(Task goal): Of all the lines in the data below, how many contain "from"? Report that number alone.

(Data records):
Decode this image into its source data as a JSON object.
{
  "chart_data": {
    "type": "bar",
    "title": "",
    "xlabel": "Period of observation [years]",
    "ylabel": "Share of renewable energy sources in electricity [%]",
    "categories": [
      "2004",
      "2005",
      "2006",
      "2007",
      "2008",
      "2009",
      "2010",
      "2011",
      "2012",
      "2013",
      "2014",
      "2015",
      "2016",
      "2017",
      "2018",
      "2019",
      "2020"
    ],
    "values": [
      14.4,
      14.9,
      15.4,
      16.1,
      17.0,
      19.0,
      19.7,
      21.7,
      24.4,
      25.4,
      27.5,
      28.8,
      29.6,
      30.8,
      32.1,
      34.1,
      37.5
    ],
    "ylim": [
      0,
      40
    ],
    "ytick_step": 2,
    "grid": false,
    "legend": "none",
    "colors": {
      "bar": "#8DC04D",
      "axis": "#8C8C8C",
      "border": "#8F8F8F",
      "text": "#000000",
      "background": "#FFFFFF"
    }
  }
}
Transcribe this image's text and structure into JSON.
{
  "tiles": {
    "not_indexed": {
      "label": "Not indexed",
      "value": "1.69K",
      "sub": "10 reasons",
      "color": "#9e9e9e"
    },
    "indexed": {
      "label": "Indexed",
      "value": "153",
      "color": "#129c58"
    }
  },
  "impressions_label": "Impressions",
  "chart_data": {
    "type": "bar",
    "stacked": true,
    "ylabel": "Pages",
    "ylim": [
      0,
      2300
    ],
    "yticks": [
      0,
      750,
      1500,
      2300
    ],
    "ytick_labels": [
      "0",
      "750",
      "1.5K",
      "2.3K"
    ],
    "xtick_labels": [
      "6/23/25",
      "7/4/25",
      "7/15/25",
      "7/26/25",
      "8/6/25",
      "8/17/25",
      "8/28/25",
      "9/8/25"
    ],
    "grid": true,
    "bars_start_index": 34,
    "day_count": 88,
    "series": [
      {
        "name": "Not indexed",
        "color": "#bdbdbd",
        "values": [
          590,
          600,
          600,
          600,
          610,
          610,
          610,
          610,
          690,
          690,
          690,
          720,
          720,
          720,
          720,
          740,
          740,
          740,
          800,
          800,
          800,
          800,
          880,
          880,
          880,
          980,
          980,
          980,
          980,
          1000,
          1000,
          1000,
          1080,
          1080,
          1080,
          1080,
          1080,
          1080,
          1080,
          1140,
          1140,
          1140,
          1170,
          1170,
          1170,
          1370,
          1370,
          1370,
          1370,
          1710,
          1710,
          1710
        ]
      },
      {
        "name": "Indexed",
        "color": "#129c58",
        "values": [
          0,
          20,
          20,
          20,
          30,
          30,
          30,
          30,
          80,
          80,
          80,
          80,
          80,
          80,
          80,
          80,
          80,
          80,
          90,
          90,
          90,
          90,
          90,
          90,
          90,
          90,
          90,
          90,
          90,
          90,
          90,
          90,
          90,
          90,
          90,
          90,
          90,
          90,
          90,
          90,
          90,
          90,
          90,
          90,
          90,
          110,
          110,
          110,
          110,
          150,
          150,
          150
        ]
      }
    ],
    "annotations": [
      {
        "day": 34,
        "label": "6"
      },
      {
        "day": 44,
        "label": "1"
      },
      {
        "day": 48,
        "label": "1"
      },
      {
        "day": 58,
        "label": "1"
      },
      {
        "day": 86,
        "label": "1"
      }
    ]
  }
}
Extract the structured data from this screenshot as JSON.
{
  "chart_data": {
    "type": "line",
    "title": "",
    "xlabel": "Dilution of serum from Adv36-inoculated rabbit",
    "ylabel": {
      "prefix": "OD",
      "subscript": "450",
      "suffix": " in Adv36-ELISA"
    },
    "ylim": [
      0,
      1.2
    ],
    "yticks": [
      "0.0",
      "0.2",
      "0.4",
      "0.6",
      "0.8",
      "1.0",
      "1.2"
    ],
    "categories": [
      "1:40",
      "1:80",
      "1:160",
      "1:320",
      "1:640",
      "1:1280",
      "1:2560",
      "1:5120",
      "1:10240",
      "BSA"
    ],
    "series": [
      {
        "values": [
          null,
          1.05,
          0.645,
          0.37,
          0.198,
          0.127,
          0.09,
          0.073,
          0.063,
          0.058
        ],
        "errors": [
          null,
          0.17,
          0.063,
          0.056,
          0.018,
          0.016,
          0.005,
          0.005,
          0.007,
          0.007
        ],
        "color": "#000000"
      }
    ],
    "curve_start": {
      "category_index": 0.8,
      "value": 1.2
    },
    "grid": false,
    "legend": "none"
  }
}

(Response to the exercise): 2